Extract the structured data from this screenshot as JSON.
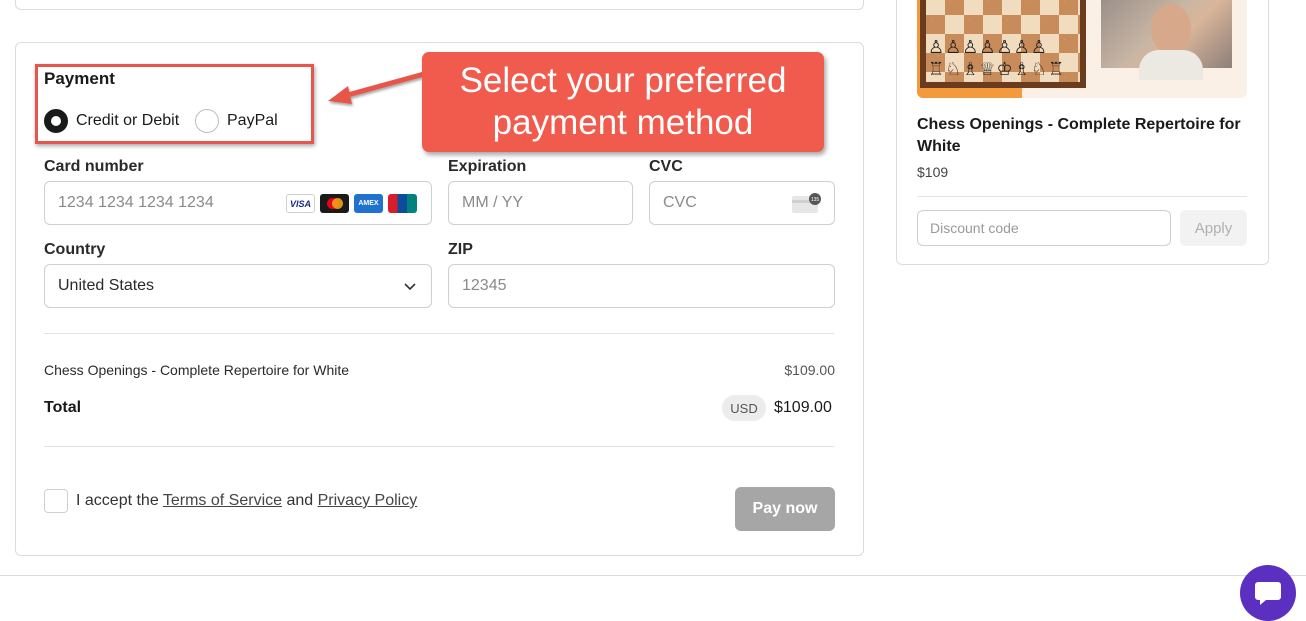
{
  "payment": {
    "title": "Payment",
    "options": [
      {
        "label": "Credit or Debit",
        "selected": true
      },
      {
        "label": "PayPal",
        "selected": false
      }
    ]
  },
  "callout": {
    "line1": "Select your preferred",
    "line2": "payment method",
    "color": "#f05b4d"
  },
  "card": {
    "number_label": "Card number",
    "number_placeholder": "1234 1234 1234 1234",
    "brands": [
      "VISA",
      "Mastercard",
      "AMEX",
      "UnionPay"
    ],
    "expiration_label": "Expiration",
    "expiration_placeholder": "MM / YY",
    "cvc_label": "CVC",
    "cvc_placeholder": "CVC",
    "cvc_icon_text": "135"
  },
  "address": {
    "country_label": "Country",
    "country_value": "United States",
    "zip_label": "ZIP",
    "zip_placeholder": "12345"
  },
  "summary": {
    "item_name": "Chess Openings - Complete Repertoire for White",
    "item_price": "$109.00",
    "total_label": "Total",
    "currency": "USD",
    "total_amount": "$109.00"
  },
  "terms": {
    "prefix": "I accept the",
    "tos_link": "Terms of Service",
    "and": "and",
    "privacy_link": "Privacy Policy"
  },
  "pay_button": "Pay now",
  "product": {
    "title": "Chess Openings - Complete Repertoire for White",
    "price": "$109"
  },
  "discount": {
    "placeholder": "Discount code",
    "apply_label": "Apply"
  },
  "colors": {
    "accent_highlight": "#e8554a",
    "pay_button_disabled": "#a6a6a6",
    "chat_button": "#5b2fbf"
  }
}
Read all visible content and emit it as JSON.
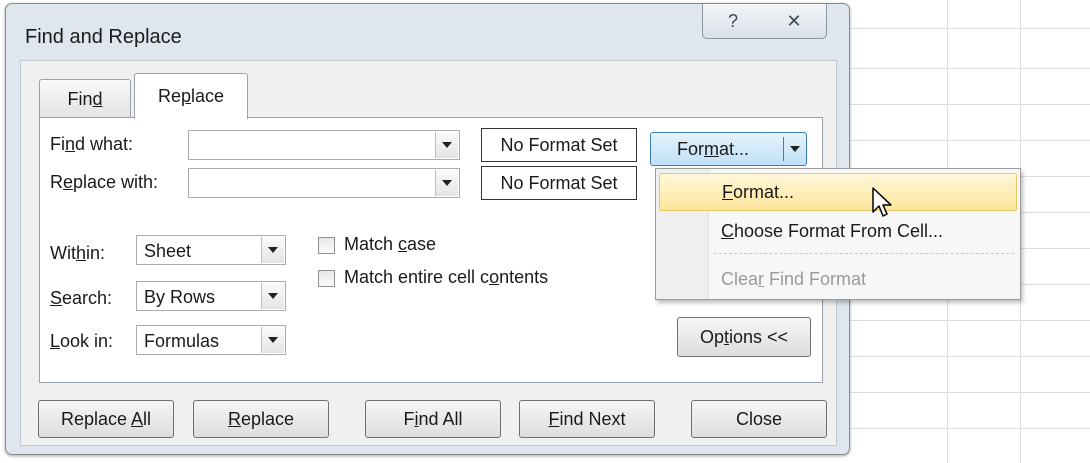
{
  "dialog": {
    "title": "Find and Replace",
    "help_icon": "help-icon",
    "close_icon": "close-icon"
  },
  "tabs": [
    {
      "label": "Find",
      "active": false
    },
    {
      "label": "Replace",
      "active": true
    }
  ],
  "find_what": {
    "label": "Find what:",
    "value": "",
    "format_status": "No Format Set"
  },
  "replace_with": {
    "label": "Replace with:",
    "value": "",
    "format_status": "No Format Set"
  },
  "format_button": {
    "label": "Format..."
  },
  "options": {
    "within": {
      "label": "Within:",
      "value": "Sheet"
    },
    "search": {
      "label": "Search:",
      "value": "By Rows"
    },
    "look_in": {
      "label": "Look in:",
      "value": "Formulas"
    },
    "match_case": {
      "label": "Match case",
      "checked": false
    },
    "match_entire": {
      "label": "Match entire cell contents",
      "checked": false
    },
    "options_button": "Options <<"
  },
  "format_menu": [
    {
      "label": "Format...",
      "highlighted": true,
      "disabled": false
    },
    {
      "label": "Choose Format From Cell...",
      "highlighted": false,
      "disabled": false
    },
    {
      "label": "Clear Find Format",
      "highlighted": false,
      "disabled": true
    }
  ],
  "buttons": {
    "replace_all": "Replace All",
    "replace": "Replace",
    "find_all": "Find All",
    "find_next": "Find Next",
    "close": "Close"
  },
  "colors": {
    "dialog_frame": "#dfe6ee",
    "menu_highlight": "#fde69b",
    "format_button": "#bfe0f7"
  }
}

§ Your goal: Every line should be retyped exactly, with the pictures omitted.

§ Exercise solution:
Extract the structured data from this screenshot as JSON.
{
  "payment": {
    "title": "Payment",
    "options": [
      {
        "label": "Credit or Debit",
        "selected": true
      },
      {
        "label": "PayPal",
        "selected": false
      }
    ]
  },
  "callout": {
    "line1": "Select your preferred",
    "line2": "payment method",
    "color": "#f05b4d"
  },
  "card": {
    "number_label": "Card number",
    "number_placeholder": "1234 1234 1234 1234",
    "brands": [
      "VISA",
      "Mastercard",
      "AMEX",
      "UnionPay"
    ],
    "expiration_label": "Expiration",
    "expiration_placeholder": "MM / YY",
    "cvc_label": "CVC",
    "cvc_placeholder": "CVC",
    "cvc_icon_text": "135"
  },
  "address": {
    "country_label": "Country",
    "country_value": "United States",
    "zip_label": "ZIP",
    "zip_placeholder": "12345"
  },
  "summary": {
    "item_name": "Chess Openings - Complete Repertoire for White",
    "item_price": "$109.00",
    "total_label": "Total",
    "currency": "USD",
    "total_amount": "$109.00"
  },
  "terms": {
    "prefix": "I accept the",
    "tos_link": "Terms of Service",
    "and": "and",
    "privacy_link": "Privacy Policy"
  },
  "pay_button": "Pay now",
  "product": {
    "title": "Chess Openings - Complete Repertoire for White",
    "price": "$109"
  },
  "discount": {
    "placeholder": "Discount code",
    "apply_label": "Apply"
  },
  "colors": {
    "accent_highlight": "#e8554a",
    "pay_button_disabled": "#a6a6a6",
    "chat_button": "#5b2fbf"
  }
}
Read all visible content and emit it as JSON.
{
  "dialog": {
    "title": "Find and Replace",
    "help_icon": "help-icon",
    "close_icon": "close-icon"
  },
  "tabs": [
    {
      "label": "Find",
      "active": false
    },
    {
      "label": "Replace",
      "active": true
    }
  ],
  "find_what": {
    "label": "Find what:",
    "value": "",
    "format_status": "No Format Set"
  },
  "replace_with": {
    "label": "Replace with:",
    "value": "",
    "format_status": "No Format Set"
  },
  "format_button": {
    "label": "Format..."
  },
  "options": {
    "within": {
      "label": "Within:",
      "value": "Sheet"
    },
    "search": {
      "label": "Search:",
      "value": "By Rows"
    },
    "look_in": {
      "label": "Look in:",
      "value": "Formulas"
    },
    "match_case": {
      "label": "Match case",
      "checked": false
    },
    "match_entire": {
      "label": "Match entire cell contents",
      "checked": false
    },
    "options_button": "Options <<"
  },
  "format_menu": [
    {
      "label": "Format...",
      "highlighted": true,
      "disabled": false
    },
    {
      "label": "Choose Format From Cell...",
      "highlighted": false,
      "disabled": false
    },
    {
      "label": "Clear Find Format",
      "highlighted": false,
      "disabled": true
    }
  ],
  "buttons": {
    "replace_all": "Replace All",
    "replace": "Replace",
    "find_all": "Find All",
    "find_next": "Find Next",
    "close": "Close"
  },
  "colors": {
    "dialog_frame": "#dfe6ee",
    "menu_highlight": "#fde69b",
    "format_button": "#bfe0f7"
  }
}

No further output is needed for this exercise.